Instruction
Read through the data and report every line in which the word "JSON" occurs.

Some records
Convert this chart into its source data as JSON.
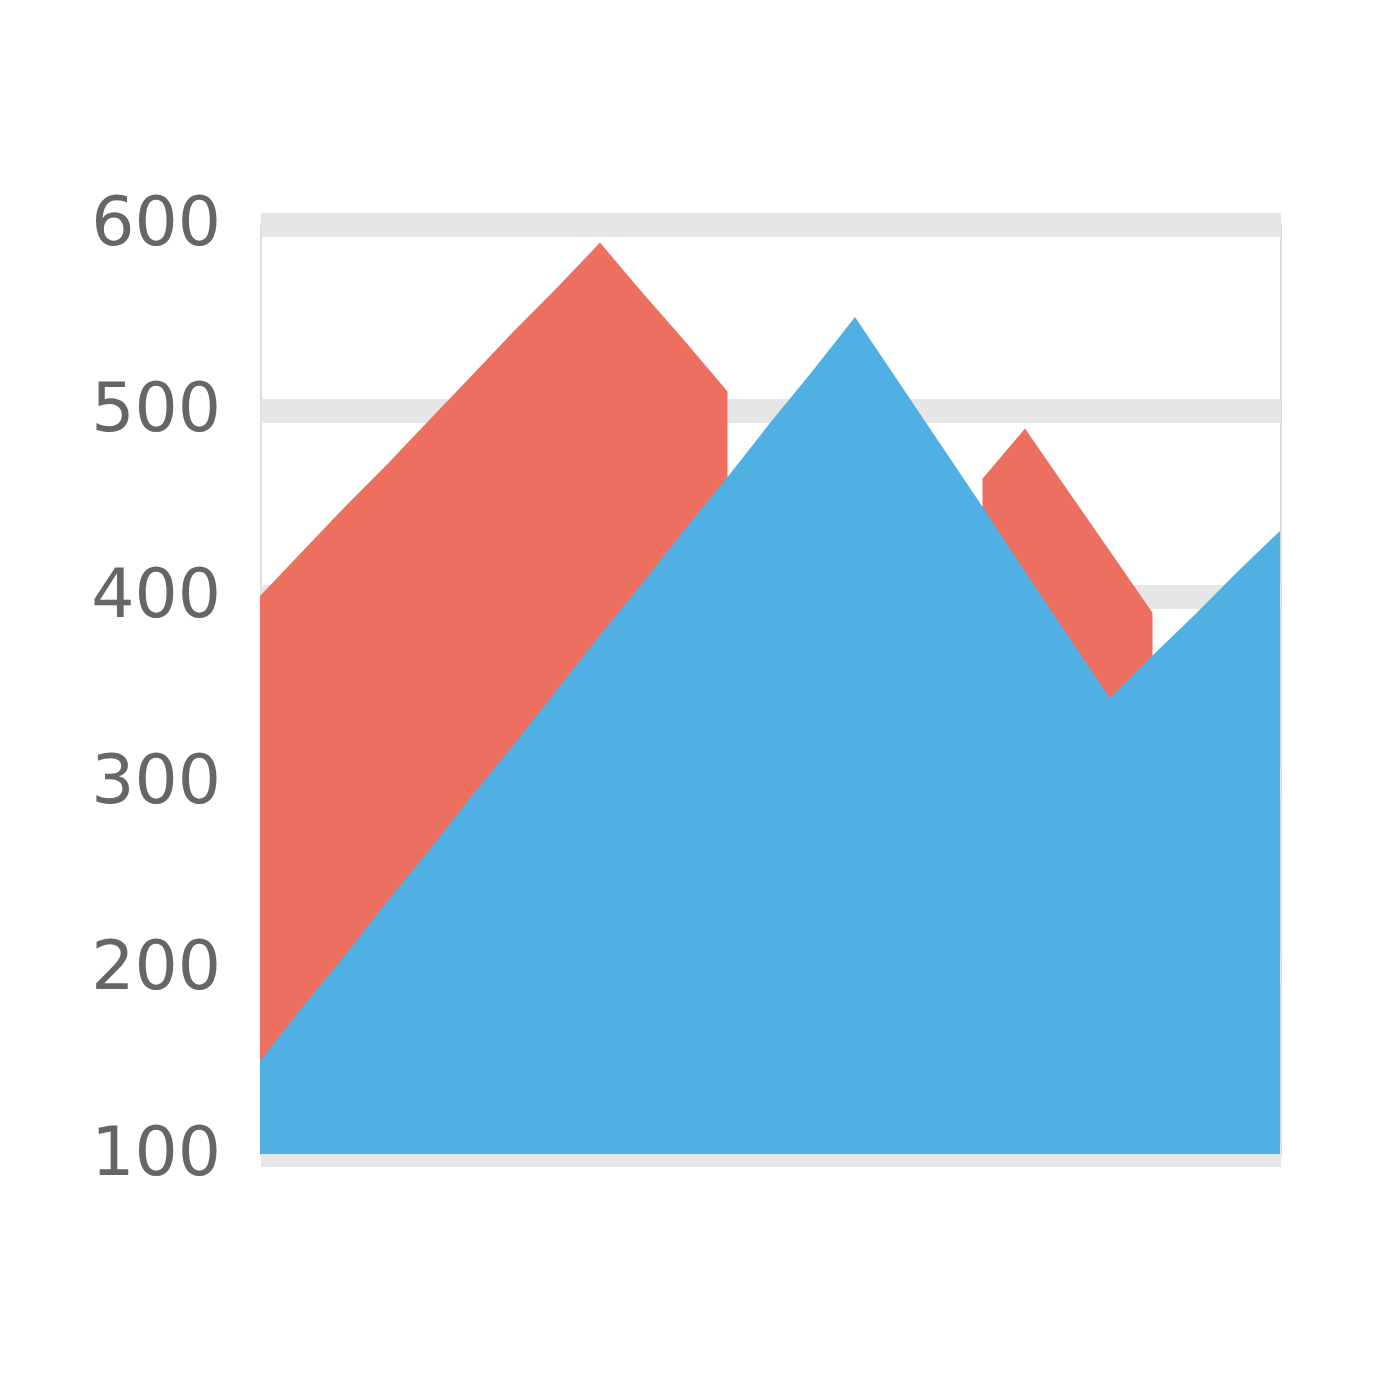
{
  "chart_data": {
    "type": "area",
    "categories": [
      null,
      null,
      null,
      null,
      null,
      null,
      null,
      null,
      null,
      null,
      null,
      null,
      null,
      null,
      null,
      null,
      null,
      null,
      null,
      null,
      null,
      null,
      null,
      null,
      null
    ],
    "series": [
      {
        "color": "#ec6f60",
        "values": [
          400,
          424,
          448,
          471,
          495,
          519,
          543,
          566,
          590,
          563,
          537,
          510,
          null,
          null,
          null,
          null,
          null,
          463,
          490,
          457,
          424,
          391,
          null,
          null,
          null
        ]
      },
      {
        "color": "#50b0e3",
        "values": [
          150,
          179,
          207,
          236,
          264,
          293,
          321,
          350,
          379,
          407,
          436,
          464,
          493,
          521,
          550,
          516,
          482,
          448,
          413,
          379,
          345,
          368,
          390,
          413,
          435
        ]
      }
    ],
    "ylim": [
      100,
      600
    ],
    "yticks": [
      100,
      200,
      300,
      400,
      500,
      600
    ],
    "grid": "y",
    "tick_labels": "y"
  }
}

---

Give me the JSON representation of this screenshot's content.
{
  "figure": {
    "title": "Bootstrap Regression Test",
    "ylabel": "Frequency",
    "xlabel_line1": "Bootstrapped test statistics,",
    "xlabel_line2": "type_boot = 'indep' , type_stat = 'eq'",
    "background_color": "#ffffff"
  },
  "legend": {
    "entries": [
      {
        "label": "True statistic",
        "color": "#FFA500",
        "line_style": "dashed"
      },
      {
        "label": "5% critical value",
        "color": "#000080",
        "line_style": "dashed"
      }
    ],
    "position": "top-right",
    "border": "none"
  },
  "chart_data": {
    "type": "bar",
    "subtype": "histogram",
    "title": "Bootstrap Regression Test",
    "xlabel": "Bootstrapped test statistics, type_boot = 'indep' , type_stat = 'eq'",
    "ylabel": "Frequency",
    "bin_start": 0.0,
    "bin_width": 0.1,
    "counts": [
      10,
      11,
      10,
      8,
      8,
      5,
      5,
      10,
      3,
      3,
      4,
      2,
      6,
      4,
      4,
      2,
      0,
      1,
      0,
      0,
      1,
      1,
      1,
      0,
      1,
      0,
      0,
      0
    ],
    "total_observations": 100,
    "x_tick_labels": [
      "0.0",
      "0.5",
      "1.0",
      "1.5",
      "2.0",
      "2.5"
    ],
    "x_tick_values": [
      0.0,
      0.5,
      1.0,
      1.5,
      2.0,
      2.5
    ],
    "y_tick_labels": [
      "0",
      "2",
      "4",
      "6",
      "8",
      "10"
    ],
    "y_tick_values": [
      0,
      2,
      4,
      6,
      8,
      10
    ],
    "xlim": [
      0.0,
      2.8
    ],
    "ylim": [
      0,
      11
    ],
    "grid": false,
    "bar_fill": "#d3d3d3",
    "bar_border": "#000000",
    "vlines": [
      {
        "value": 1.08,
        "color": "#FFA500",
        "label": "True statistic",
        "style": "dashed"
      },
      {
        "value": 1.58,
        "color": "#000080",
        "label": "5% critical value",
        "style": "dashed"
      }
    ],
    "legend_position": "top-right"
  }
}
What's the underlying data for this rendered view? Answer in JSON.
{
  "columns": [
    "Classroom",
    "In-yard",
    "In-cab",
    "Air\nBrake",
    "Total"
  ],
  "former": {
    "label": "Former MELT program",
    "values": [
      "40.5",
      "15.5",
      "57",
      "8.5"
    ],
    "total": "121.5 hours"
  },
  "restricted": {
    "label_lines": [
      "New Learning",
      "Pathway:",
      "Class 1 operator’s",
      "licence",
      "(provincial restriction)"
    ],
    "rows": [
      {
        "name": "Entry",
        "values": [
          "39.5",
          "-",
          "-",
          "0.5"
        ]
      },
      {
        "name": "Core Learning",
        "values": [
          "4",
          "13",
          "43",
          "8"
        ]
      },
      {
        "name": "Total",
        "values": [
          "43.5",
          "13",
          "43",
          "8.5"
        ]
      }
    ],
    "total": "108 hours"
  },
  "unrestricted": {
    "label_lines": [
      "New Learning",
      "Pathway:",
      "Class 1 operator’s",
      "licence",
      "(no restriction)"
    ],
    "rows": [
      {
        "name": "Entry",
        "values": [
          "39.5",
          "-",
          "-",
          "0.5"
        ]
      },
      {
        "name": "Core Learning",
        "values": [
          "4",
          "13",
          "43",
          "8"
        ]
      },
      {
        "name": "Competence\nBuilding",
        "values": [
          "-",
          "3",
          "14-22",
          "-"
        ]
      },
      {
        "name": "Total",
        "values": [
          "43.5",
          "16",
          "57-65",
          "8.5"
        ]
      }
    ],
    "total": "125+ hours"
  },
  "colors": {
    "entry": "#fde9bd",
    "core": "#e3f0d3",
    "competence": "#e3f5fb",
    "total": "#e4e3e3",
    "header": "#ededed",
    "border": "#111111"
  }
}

Full response
Convert this chart into its source data as JSON.
Give me the JSON representation of this screenshot's content.
What's the underlying data for this rendered view? Answer in JSON.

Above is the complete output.